- Your instructions: Check every line below for the word "kinh" and show those that hold it.

- Source material:
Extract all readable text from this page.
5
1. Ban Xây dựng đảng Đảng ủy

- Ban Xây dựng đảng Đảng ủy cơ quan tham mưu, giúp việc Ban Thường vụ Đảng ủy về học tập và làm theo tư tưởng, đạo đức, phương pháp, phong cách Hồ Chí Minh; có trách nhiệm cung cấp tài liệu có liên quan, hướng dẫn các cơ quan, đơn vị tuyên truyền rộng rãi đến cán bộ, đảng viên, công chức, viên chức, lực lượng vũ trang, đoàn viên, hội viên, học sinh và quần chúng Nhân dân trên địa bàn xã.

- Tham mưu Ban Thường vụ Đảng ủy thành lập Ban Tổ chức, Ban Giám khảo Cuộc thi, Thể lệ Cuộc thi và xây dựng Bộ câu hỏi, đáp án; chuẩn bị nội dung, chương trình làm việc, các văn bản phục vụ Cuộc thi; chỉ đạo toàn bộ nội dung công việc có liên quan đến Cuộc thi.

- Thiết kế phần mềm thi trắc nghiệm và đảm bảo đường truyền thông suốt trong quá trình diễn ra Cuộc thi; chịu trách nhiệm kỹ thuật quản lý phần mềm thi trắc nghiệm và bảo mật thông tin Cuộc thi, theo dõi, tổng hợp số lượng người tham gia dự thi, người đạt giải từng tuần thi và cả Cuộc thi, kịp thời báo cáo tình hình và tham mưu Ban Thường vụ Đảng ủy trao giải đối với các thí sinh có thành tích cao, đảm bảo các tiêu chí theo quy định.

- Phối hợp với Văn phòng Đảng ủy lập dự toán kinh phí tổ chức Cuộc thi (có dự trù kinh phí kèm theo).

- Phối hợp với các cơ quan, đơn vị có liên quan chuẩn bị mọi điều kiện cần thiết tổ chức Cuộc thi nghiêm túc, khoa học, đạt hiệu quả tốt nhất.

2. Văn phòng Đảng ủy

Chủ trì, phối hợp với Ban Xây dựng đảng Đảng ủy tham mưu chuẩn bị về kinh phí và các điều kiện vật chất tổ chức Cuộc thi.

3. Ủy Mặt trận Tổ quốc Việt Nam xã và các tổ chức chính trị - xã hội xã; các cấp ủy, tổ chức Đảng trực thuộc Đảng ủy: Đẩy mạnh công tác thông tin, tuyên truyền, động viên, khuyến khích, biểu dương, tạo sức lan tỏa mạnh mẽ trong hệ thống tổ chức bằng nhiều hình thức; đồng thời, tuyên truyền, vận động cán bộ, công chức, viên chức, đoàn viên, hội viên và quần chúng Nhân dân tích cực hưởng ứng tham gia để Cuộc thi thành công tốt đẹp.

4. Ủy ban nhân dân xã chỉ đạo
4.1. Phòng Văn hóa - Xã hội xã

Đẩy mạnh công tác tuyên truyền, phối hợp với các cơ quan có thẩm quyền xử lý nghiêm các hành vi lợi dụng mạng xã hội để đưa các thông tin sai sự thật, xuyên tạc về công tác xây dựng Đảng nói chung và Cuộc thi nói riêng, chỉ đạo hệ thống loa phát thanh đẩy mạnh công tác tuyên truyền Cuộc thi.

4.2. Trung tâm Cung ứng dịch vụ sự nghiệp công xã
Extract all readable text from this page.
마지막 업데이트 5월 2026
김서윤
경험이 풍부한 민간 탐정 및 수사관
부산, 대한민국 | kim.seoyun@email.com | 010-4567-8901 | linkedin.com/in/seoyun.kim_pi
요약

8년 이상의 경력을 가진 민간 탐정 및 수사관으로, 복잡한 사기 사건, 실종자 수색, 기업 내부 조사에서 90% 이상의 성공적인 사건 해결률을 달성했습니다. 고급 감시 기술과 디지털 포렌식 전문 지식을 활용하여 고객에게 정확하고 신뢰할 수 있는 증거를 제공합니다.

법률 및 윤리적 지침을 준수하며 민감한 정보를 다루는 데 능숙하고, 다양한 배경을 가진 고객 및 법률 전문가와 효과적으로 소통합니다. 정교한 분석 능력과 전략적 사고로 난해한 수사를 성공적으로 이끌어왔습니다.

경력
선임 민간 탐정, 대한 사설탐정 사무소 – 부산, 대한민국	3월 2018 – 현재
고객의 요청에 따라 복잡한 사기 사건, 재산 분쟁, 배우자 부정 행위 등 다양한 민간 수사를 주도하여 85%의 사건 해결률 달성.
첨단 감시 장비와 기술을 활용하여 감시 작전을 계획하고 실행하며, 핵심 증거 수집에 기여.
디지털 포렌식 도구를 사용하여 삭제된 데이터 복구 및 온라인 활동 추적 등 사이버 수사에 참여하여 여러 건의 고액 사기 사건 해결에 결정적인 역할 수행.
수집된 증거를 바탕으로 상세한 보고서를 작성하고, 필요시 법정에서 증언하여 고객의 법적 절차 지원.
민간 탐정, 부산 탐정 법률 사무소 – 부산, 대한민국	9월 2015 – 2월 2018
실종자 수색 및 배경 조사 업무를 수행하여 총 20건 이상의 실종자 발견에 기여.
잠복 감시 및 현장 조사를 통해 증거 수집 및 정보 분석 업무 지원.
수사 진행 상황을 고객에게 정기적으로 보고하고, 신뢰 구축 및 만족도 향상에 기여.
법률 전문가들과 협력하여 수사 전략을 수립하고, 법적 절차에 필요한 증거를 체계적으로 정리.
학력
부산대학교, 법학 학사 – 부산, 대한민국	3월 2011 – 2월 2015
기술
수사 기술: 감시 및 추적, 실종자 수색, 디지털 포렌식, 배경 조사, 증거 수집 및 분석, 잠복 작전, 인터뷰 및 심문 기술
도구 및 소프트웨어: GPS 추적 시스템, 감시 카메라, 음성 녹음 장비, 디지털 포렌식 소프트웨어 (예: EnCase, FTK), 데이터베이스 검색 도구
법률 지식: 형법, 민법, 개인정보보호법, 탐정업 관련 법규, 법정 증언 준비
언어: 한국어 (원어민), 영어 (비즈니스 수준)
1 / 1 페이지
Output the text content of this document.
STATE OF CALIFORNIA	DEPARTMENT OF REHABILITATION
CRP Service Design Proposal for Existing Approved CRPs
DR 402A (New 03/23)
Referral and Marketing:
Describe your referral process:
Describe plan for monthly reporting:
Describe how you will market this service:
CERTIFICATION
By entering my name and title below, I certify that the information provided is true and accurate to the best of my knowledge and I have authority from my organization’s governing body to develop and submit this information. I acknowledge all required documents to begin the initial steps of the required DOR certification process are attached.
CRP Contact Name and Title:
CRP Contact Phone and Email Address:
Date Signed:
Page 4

- Response below:
- Phối hợp với Văn phòng Đảng ủy lập dự toán kinh phí tổ chức Cuộc thi (có dự trù kinh phí kèm theo).
Chủ trì, phối hợp với Ban Xây dựng đảng Đảng ủy tham mưu chuẩn bị về kinh phí và các điều kiện vật chất tổ chức Cuộc thi.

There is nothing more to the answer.